TASK TO CARRY OUT | Copy out each line below that has the word "ylabel" in it.

STORED DATA |
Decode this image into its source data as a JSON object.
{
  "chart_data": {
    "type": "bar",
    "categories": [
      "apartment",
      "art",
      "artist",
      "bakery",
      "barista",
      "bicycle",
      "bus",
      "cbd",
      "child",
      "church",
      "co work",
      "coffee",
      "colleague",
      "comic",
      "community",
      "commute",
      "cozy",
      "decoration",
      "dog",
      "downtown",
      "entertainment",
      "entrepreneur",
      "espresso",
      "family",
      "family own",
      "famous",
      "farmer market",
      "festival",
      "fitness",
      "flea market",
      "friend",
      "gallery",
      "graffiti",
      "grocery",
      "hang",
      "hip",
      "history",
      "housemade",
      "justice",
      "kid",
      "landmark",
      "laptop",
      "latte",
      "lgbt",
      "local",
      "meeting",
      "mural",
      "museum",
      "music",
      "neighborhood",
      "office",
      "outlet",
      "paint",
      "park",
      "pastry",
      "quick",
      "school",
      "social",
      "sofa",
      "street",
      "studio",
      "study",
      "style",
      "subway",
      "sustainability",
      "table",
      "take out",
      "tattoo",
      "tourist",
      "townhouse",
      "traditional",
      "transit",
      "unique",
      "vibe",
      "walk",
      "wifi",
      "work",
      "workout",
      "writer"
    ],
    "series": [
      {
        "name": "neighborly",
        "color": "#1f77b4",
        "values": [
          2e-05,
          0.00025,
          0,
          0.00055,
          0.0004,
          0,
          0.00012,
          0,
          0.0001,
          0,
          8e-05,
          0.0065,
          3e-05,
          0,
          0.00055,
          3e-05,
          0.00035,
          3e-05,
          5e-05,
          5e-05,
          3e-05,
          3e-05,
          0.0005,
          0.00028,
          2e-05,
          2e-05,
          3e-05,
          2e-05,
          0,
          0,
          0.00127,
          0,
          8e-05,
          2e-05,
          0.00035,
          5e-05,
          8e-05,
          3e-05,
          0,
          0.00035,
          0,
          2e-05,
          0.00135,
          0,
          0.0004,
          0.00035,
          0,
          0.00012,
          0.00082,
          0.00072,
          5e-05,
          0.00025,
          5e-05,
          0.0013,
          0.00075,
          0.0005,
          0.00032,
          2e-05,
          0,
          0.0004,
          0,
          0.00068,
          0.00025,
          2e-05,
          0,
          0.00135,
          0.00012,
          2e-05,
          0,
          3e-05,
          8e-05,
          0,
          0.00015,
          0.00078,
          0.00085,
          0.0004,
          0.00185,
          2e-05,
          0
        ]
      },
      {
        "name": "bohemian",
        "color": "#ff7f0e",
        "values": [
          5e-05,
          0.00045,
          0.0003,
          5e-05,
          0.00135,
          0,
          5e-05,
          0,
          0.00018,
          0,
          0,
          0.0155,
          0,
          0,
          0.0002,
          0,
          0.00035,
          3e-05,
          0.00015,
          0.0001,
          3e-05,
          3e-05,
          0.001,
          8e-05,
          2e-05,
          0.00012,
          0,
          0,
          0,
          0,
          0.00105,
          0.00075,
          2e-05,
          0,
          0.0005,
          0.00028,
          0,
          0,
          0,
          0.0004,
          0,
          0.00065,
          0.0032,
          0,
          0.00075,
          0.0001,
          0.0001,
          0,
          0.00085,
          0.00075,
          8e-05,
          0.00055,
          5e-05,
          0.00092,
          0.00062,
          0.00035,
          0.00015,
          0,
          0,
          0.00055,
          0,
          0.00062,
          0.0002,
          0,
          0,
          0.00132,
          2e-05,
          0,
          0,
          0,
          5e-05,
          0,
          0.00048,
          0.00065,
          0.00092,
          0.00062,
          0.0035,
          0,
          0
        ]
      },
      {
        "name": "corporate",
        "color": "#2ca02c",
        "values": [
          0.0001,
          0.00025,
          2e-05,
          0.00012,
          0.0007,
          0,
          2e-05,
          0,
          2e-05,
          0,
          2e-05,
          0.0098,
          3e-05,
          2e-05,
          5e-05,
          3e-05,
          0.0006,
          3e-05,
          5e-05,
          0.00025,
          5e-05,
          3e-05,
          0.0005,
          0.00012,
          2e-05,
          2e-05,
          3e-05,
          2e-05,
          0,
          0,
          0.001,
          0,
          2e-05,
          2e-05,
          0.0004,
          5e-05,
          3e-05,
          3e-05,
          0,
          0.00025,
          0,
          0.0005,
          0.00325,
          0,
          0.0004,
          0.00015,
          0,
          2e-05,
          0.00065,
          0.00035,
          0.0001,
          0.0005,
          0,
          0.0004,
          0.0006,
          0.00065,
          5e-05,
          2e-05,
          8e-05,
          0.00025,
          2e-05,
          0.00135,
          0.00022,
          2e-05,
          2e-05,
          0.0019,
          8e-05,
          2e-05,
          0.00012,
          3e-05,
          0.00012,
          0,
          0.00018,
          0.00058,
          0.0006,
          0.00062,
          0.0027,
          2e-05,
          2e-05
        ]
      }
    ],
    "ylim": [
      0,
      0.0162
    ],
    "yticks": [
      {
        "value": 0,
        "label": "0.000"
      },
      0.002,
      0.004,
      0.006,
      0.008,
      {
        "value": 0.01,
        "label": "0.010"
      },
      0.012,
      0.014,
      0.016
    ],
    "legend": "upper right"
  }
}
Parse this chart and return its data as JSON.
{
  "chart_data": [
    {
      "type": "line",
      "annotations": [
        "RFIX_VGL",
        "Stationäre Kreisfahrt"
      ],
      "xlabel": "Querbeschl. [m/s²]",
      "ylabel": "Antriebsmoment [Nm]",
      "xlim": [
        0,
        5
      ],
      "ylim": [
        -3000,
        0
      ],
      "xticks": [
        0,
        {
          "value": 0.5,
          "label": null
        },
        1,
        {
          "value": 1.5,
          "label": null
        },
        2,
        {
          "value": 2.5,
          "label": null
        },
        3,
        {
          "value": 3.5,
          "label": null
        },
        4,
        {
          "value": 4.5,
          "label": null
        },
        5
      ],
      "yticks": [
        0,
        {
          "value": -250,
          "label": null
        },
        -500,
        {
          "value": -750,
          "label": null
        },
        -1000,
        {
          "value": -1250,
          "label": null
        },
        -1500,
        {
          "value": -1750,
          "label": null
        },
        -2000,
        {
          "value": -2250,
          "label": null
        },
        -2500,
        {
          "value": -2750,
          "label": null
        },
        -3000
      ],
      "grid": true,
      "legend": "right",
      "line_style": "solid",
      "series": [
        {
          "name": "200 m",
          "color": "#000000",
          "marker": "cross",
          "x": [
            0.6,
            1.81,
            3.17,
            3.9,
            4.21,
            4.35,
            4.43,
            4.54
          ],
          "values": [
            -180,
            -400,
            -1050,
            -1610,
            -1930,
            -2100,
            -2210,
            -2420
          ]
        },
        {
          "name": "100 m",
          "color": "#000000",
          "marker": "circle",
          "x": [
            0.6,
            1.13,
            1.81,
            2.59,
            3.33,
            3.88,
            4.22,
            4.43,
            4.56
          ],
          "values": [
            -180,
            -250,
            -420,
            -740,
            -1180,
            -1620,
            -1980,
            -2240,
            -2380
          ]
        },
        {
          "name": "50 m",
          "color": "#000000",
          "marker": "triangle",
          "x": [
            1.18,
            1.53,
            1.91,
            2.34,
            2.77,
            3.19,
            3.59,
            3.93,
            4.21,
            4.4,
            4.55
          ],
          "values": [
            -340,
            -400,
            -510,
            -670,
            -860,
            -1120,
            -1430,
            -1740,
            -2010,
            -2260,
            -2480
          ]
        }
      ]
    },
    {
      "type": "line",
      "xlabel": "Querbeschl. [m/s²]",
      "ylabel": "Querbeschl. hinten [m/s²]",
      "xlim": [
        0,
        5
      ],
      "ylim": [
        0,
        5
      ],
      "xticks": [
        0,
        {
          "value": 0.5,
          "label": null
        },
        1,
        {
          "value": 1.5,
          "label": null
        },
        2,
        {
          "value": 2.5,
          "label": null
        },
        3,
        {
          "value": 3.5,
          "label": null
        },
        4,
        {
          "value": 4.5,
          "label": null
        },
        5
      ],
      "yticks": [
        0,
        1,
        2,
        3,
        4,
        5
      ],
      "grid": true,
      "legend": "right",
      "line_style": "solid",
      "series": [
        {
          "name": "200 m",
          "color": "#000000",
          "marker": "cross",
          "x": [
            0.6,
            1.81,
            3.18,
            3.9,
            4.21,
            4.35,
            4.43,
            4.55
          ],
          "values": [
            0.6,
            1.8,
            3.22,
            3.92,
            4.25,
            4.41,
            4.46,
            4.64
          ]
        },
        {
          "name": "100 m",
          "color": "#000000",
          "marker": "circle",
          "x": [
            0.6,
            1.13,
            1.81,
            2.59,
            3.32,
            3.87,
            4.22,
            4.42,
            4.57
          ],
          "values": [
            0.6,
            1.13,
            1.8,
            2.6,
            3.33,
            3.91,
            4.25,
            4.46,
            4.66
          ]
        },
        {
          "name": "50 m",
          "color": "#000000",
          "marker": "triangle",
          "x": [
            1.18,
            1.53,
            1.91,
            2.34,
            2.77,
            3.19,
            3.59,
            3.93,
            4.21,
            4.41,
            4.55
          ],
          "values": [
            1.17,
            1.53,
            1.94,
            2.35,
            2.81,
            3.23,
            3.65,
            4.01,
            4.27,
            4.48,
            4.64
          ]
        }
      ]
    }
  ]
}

WRITTEN RESPONSE |
      "ylabel": "Antriebsmoment [Nm]",
      "ylabel": "Querbeschl. hinten [m/s²]",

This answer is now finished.